Data excerpts
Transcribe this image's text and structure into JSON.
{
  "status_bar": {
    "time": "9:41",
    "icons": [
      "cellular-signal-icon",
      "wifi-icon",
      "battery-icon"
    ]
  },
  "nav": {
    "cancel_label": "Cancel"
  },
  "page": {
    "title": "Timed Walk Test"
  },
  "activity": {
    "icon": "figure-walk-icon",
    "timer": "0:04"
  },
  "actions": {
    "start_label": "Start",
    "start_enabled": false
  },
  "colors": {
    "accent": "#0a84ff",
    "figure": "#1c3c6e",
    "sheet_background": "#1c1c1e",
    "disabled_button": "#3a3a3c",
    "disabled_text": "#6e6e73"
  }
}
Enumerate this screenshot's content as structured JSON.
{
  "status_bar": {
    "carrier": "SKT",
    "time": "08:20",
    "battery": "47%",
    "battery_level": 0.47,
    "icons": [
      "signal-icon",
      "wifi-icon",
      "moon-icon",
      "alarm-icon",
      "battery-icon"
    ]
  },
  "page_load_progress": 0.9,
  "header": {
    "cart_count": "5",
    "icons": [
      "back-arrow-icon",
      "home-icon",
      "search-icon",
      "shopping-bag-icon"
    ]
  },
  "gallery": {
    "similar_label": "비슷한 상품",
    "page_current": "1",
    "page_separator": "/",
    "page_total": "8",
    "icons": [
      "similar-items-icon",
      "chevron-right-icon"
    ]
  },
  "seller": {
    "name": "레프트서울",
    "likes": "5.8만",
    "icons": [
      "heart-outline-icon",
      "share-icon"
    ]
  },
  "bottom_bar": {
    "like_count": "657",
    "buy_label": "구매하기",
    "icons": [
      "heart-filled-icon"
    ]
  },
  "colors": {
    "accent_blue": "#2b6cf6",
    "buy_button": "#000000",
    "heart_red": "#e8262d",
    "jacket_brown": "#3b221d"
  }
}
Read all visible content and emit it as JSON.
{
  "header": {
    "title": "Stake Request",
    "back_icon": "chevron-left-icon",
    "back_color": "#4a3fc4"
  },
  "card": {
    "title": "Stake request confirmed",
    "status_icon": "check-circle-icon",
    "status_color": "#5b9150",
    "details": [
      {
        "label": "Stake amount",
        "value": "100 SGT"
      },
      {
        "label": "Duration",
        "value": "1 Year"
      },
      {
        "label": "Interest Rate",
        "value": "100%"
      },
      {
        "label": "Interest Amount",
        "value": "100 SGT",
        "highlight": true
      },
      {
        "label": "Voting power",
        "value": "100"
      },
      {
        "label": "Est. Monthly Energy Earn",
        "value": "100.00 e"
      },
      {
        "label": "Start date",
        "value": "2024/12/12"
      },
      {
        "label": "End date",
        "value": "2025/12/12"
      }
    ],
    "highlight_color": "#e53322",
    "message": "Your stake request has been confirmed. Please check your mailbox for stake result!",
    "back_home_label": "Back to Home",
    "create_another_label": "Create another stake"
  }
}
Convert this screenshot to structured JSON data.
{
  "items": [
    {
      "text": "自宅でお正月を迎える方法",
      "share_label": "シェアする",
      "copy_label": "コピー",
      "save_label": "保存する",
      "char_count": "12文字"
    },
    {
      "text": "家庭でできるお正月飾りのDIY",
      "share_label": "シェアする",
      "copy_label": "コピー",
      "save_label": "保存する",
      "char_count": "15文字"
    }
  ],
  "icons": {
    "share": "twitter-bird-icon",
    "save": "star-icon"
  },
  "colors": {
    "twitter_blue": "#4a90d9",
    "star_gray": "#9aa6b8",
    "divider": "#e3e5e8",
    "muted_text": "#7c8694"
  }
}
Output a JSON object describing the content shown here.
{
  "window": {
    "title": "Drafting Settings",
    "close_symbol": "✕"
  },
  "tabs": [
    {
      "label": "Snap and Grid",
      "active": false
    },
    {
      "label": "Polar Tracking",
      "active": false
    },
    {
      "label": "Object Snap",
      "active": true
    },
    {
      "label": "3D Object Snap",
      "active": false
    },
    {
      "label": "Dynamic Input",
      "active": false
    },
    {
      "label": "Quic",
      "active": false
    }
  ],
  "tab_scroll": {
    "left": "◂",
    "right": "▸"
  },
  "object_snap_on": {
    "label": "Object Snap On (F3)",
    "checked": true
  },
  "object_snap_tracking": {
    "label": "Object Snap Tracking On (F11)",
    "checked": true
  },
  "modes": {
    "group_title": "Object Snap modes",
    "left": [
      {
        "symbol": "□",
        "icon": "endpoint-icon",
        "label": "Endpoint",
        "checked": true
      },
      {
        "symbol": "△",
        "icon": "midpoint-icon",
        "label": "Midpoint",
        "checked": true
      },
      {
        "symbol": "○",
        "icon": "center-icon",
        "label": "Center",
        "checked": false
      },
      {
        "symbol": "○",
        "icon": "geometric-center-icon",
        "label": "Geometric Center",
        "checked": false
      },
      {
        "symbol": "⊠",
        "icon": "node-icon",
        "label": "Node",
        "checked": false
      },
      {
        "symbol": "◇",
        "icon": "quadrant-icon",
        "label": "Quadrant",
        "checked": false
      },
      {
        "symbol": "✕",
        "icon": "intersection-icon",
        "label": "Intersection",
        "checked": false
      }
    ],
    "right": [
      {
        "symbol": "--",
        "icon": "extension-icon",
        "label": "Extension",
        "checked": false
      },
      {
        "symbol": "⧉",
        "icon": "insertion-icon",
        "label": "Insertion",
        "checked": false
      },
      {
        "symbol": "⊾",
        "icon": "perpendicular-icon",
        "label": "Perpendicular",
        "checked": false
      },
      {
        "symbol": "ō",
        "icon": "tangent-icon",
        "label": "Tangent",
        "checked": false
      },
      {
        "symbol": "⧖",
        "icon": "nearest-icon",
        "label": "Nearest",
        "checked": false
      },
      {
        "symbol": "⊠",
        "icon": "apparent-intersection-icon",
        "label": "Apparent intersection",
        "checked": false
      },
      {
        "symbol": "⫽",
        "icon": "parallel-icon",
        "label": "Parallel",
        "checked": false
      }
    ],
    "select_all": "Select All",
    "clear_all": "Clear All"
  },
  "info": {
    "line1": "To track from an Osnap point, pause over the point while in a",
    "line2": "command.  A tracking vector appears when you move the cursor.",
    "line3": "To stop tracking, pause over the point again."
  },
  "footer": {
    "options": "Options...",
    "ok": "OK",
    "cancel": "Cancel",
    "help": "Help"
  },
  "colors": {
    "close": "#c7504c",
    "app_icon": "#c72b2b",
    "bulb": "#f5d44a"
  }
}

AIM OF THE EXERCISE
Return every record, word for word.

ANSWER IN FULL
Transcribe this image's text and structure into JSON.
{
  "status_bar": {
    "time": "9:41",
    "icons": [
      "cellular-signal-icon",
      "wifi-icon",
      "battery-icon"
    ]
  },
  "nav": {
    "cancel_label": "Cancel"
  },
  "page": {
    "title": "Timed Walk Test"
  },
  "activity": {
    "icon": "figure-walk-icon",
    "timer": "0:04"
  },
  "actions": {
    "start_label": "Start",
    "start_enabled": false
  },
  "colors": {
    "accent": "#0a84ff",
    "figure": "#1c3c6e",
    "sheet_background": "#1c1c1e",
    "disabled_button": "#3a3a3c",
    "disabled_text": "#6e6e73"
  }
}
Enumerate this screenshot's content as structured JSON.
{
  "status_bar": {
    "carrier": "SKT",
    "time": "08:20",
    "battery": "47%",
    "battery_level": 0.47,
    "icons": [
      "signal-icon",
      "wifi-icon",
      "moon-icon",
      "alarm-icon",
      "battery-icon"
    ]
  },
  "page_load_progress": 0.9,
  "header": {
    "cart_count": "5",
    "icons": [
      "back-arrow-icon",
      "home-icon",
      "search-icon",
      "shopping-bag-icon"
    ]
  },
  "gallery": {
    "similar_label": "비슷한 상품",
    "page_current": "1",
    "page_separator": "/",
    "page_total": "8",
    "icons": [
      "similar-items-icon",
      "chevron-right-icon"
    ]
  },
  "seller": {
    "name": "레프트서울",
    "likes": "5.8만",
    "icons": [
      "heart-outline-icon",
      "share-icon"
    ]
  },
  "bottom_bar": {
    "like_count": "657",
    "buy_label": "구매하기",
    "icons": [
      "heart-filled-icon"
    ]
  },
  "colors": {
    "accent_blue": "#2b6cf6",
    "buy_button": "#000000",
    "heart_red": "#e8262d",
    "jacket_brown": "#3b221d"
  }
}
Read all visible content and emit it as JSON.
{
  "header": {
    "title": "Stake Request",
    "back_icon": "chevron-left-icon",
    "back_color": "#4a3fc4"
  },
  "card": {
    "title": "Stake request confirmed",
    "status_icon": "check-circle-icon",
    "status_color": "#5b9150",
    "details": [
      {
        "label": "Stake amount",
        "value": "100 SGT"
      },
      {
        "label": "Duration",
        "value": "1 Year"
      },
      {
        "label": "Interest Rate",
        "value": "100%"
      },
      {
        "label": "Interest Amount",
        "value": "100 SGT",
        "highlight": true
      },
      {
        "label": "Voting power",
        "value": "100"
      },
      {
        "label": "Est. Monthly Energy Earn",
        "value": "100.00 e"
      },
      {
        "label": "Start date",
        "value": "2024/12/12"
      },
      {
        "label": "End date",
        "value": "2025/12/12"
      }
    ],
    "highlight_color": "#e53322",
    "message": "Your stake request has been confirmed. Please check your mailbox for stake result!",
    "back_home_label": "Back to Home",
    "create_another_label": "Create another stake"
  }
}
Convert this screenshot to structured JSON data.
{
  "items": [
    {
      "text": "自宅でお正月を迎える方法",
      "share_label": "シェアする",
      "copy_label": "コピー",
      "save_label": "保存する",
      "char_count": "12文字"
    },
    {
      "text": "家庭でできるお正月飾りのDIY",
      "share_label": "シェアする",
      "copy_label": "コピー",
      "save_label": "保存する",
      "char_count": "15文字"
    }
  ],
  "icons": {
    "share": "twitter-bird-icon",
    "save": "star-icon"
  },
  "colors": {
    "twitter_blue": "#4a90d9",
    "star_gray": "#9aa6b8",
    "divider": "#e3e5e8",
    "muted_text": "#7c8694"
  }
}
Output a JSON object describing the content shown here.
{
  "window": {
    "title": "Drafting Settings",
    "close_symbol": "✕"
  },
  "tabs": [
    {
      "label": "Snap and Grid",
      "active": false
    },
    {
      "label": "Polar Tracking",
      "active": false
    },
    {
      "label": "Object Snap",
      "active": true
    },
    {
      "label": "3D Object Snap",
      "active": false
    },
    {
      "label": "Dynamic Input",
      "active": false
    },
    {
      "label": "Quic",
      "active": false
    }
  ],
  "tab_scroll": {
    "left": "◂",
    "right": "▸"
  },
  "object_snap_on": {
    "label": "Object Snap On (F3)",
    "checked": true
  },
  "object_snap_tracking": {
    "label": "Object Snap Tracking On (F11)",
    "checked": true
  },
  "modes": {
    "group_title": "Object Snap modes",
    "left": [
      {
        "symbol": "□",
        "icon": "endpoint-icon",
        "label": "Endpoint",
        "checked": true
      },
      {
        "symbol": "△",
        "icon": "midpoint-icon",
        "label": "Midpoint",
        "checked": true
      },
      {
        "symbol": "○",
        "icon": "center-icon",
        "label": "Center",
        "checked": false
      },
      {
        "symbol": "○",
        "icon": "geometric-center-icon",
        "label": "Geometric Center",
        "checked": false
      },
      {
        "symbol": "⊠",
        "icon": "node-icon",
        "label": "Node",
        "checked": false
      },
      {
        "symbol": "◇",
        "icon": "quadrant-icon",
        "label": "Quadrant",
        "checked": false
      },
      {
        "symbol": "✕",
        "icon": "intersection-icon",
        "label": "Intersection",
        "checked": false
      }
    ],
    "right": [
      {
        "symbol": "--",
        "icon": "extension-icon",
        "label": "Extension",
        "checked": false
      },
      {
        "symbol": "⧉",
        "icon": "insertion-icon",
        "label": "Insertion",
        "checked": false
      },
      {
        "symbol": "⊾",
        "icon": "perpendicular-icon",
        "label": "Perpendicular",
        "checked": false
      },
      {
        "symbol": "ō",
        "icon": "tangent-icon",
        "label": "Tangent",
        "checked": false
      },
      {
        "symbol": "⧖",
        "icon": "nearest-icon",
        "label": "Nearest",
        "checked": false
      },
      {
        "symbol": "⊠",
        "icon": "apparent-intersection-icon",
        "label": "Apparent intersection",
        "checked": false
      },
      {
        "symbol": "⫽",
        "icon": "parallel-icon",
        "label": "Parallel",
        "checked": false
      }
    ],
    "select_all": "Select All",
    "clear_all": "Clear All"
  },
  "info": {
    "line1": "To track from an Osnap point, pause over the point while in a",
    "line2": "command.  A tracking vector appears when you move the cursor.",
    "line3": "To stop tracking, pause over the point again."
  },
  "footer": {
    "options": "Options...",
    "ok": "OK",
    "cancel": "Cancel",
    "help": "Help"
  },
  "colors": {
    "close": "#c7504c",
    "app_icon": "#c72b2b",
    "bulb": "#f5d44a"
  }
}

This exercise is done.